» Exercise brief
In full and without alteration, give the listing again.

start

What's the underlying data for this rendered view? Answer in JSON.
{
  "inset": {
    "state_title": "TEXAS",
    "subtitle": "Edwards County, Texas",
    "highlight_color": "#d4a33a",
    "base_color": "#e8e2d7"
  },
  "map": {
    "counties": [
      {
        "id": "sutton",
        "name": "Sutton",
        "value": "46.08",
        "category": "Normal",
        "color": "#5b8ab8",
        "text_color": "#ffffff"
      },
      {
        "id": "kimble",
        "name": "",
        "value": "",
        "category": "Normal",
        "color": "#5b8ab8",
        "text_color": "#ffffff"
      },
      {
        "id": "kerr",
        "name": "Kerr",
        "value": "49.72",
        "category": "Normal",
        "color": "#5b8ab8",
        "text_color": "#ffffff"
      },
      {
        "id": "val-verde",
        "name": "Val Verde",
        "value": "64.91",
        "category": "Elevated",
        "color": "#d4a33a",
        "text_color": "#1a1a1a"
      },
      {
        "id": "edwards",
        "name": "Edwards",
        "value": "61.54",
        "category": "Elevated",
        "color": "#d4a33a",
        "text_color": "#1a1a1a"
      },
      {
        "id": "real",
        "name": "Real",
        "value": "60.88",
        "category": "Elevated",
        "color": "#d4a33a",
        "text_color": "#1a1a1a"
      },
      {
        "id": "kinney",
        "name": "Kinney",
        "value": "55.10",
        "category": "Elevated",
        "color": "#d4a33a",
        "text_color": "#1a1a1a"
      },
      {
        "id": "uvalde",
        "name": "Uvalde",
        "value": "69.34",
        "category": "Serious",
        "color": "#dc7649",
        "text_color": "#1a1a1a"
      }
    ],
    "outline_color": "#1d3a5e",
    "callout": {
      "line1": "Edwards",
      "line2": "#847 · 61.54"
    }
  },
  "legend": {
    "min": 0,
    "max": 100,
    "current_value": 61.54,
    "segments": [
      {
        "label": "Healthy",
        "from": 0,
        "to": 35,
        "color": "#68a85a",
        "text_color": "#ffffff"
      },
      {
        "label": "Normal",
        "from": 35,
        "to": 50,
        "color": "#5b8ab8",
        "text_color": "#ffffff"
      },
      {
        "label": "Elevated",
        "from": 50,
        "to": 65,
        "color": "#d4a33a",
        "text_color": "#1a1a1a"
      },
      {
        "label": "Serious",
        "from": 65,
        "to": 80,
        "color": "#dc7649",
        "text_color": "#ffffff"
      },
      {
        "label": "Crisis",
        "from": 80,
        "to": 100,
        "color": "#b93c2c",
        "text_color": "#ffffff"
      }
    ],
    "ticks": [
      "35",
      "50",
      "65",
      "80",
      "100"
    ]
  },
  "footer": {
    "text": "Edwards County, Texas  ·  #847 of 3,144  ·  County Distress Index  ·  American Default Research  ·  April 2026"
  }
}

end

» Reply
What's the underlying data for this rendered view? Answer in JSON.
{
  "inset": {
    "state_title": "TEXAS",
    "subtitle": "Edwards County, Texas",
    "highlight_color": "#d4a33a",
    "base_color": "#e8e2d7"
  },
  "map": {
    "counties": [
      {
        "id": "sutton",
        "name": "Sutton",
        "value": "46.08",
        "category": "Normal",
        "color": "#5b8ab8",
        "text_color": "#ffffff"
      },
      {
        "id": "kimble",
        "name": "",
        "value": "",
        "category": "Normal",
        "color": "#5b8ab8",
        "text_color": "#ffffff"
      },
      {
        "id": "kerr",
        "name": "Kerr",
        "value": "49.72",
        "category": "Normal",
        "color": "#5b8ab8",
        "text_color": "#ffffff"
      },
      {
        "id": "val-verde",
        "name": "Val Verde",
        "value": "64.91",
        "category": "Elevated",
        "color": "#d4a33a",
        "text_color": "#1a1a1a"
      },
      {
        "id": "edwards",
        "name": "Edwards",
        "value": "61.54",
        "category": "Elevated",
        "color": "#d4a33a",
        "text_color": "#1a1a1a"
      },
      {
        "id": "real",
        "name": "Real",
        "value": "60.88",
        "category": "Elevated",
        "color": "#d4a33a",
        "text_color": "#1a1a1a"
      },
      {
        "id": "kinney",
        "name": "Kinney",
        "value": "55.10",
        "category": "Elevated",
        "color": "#d4a33a",
        "text_color": "#1a1a1a"
      },
      {
        "id": "uvalde",
        "name": "Uvalde",
        "value": "69.34",
        "category": "Serious",
        "color": "#dc7649",
        "text_color": "#1a1a1a"
      }
    ],
    "outline_color": "#1d3a5e",
    "callout": {
      "line1": "Edwards",
      "line2": "#847 · 61.54"
    }
  },
  "legend": {
    "min": 0,
    "max": 100,
    "current_value": 61.54,
    "segments": [
      {
        "label": "Healthy",
        "from": 0,
        "to": 35,
        "color": "#68a85a",
        "text_color": "#ffffff"
      },
      {
        "label": "Normal",
        "from": 35,
        "to": 50,
        "color": "#5b8ab8",
        "text_color": "#ffffff"
      },
      {
        "label": "Elevated",
        "from": 50,
        "to": 65,
        "color": "#d4a33a",
        "text_color": "#1a1a1a"
      },
      {
        "label": "Serious",
        "from": 65,
        "to": 80,
        "color": "#dc7649",
        "text_color": "#ffffff"
      },
      {
        "label": "Crisis",
        "from": 80,
        "to": 100,
        "color": "#b93c2c",
        "text_color": "#ffffff"
      }
    ],
    "ticks": [
      "35",
      "50",
      "65",
      "80",
      "100"
    ]
  },
  "footer": {
    "text": "Edwards County, Texas  ·  #847 of 3,144  ·  County Distress Index  ·  American Default Research  ·  April 2026"
  }
}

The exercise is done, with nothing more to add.